> _Goal of the exercise_
Reproduce each line that includes the word "image".

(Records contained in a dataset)
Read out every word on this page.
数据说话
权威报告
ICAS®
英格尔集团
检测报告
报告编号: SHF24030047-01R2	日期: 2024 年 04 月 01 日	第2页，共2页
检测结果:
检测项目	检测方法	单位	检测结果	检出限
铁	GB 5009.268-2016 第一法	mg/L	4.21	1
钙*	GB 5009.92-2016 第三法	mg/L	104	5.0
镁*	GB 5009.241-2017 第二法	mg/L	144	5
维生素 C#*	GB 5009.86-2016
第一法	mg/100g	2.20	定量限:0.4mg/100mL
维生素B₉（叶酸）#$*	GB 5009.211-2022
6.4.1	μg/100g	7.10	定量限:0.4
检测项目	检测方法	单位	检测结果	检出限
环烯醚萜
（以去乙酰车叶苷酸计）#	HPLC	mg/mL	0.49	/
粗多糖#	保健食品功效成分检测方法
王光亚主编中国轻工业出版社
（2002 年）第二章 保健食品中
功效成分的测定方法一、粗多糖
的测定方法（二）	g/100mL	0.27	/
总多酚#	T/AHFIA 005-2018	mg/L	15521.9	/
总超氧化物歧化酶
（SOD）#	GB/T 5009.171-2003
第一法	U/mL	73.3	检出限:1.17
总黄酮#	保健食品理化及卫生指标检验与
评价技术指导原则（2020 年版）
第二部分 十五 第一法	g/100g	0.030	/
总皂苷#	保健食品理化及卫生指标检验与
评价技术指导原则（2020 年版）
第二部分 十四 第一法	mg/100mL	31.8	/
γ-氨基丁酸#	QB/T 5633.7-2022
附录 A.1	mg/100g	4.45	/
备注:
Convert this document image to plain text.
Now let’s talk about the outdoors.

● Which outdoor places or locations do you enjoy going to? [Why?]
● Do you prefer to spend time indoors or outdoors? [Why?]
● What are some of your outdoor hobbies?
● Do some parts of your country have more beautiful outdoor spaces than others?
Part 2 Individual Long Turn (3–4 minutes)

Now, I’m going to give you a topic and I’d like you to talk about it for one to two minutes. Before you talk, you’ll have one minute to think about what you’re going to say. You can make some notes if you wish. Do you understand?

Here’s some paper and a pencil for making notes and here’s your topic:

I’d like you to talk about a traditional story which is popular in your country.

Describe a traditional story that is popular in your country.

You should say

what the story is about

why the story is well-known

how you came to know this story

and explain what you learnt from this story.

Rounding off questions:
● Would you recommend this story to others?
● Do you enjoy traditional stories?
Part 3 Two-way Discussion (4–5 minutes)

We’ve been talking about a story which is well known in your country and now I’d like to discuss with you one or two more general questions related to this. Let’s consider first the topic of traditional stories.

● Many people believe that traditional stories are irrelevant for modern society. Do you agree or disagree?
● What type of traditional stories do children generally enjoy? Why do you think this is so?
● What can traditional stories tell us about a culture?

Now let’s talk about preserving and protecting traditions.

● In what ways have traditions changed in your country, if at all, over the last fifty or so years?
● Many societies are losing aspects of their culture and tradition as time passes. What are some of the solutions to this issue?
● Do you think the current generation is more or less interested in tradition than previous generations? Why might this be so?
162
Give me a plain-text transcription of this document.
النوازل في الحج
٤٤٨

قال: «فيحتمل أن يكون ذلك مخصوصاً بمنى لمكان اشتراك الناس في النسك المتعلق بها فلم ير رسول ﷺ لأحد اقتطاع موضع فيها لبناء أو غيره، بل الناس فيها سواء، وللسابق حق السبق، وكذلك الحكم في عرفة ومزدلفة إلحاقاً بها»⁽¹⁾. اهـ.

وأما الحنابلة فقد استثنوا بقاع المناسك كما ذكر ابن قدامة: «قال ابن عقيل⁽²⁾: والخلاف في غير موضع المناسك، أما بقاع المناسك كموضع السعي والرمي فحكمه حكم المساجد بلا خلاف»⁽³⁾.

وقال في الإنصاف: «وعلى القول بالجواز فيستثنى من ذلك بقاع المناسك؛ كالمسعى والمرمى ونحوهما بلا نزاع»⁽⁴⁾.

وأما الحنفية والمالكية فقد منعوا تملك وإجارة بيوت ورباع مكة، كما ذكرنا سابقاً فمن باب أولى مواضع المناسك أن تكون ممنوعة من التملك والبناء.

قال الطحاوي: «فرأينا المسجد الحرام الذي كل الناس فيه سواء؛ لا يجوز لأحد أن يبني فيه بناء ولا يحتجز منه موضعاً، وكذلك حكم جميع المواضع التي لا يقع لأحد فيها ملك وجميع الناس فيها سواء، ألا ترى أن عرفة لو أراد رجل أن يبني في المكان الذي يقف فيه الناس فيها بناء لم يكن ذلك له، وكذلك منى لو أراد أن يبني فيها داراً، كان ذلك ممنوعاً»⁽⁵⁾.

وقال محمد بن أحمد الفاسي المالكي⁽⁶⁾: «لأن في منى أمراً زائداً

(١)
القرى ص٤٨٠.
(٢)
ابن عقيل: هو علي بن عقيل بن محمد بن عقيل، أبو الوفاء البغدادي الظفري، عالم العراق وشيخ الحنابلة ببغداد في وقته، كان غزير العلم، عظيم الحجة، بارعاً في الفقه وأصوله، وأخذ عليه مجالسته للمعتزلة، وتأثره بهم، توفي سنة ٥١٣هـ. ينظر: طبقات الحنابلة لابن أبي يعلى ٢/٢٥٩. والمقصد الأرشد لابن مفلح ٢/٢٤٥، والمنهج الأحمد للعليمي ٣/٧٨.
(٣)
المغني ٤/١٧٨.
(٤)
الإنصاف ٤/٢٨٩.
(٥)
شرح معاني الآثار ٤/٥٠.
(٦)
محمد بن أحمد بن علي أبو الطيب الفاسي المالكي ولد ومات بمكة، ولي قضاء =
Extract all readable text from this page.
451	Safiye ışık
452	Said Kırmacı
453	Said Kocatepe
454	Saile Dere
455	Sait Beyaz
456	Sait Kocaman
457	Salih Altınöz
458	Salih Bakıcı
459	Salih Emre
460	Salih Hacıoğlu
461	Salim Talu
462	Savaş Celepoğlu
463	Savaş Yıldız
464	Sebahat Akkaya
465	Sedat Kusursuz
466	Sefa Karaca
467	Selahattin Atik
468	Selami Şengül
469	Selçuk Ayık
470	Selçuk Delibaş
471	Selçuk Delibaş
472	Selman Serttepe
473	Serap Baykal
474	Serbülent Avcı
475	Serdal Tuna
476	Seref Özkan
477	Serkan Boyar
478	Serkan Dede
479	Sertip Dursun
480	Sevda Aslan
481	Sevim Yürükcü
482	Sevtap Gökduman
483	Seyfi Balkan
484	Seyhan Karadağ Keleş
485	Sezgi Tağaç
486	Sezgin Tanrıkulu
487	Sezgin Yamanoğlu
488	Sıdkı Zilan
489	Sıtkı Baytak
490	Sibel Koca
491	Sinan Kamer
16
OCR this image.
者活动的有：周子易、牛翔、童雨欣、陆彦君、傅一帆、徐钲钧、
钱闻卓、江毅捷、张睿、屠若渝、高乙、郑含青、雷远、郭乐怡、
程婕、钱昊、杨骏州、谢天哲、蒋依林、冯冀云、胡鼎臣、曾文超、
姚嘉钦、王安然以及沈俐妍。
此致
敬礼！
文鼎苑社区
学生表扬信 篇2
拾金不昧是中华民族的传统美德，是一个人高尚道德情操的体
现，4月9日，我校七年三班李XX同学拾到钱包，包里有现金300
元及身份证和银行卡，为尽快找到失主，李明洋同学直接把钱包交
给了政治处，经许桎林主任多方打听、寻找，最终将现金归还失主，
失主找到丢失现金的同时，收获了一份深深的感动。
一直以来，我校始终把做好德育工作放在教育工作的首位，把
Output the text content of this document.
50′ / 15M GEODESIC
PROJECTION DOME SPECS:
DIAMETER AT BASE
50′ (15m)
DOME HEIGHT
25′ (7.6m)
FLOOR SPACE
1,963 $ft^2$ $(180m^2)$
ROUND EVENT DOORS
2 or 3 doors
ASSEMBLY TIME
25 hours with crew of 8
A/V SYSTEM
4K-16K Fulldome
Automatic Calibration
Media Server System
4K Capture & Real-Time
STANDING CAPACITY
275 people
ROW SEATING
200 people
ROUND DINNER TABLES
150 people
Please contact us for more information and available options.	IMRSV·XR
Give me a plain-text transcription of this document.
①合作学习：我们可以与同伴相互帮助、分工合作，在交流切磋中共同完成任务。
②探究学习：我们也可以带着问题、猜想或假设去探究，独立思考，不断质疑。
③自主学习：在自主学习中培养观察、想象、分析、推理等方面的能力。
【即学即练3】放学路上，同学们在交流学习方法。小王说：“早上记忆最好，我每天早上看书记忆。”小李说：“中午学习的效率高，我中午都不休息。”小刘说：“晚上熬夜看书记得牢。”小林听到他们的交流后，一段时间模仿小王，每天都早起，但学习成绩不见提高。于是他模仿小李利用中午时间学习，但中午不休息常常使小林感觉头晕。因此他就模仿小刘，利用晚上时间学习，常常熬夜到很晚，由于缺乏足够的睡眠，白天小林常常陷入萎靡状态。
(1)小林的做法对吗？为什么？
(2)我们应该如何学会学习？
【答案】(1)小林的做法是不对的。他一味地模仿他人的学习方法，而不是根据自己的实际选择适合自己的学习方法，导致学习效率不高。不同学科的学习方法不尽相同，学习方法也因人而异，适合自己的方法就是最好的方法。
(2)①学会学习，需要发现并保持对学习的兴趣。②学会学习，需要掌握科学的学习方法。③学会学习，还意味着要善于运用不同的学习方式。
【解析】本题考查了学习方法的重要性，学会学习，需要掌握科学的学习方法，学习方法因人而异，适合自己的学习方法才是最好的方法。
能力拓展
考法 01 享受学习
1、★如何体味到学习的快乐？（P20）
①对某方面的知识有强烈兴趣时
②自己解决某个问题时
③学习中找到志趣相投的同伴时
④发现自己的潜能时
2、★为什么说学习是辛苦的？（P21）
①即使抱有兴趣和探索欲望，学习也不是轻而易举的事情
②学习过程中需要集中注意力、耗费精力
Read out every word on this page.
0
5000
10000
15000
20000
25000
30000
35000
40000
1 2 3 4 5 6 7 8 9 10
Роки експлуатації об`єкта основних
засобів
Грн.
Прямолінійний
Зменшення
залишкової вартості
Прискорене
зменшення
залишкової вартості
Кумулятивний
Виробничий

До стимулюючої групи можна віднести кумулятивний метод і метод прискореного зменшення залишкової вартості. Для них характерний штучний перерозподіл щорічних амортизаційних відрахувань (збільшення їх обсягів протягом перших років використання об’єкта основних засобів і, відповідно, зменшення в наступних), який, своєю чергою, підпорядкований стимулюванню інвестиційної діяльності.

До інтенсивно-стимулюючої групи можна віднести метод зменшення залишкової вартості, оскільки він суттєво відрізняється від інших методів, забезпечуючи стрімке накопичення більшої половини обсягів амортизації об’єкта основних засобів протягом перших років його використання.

> _Solution to this exercise_
Convert this document image to plain text.
OCR this image.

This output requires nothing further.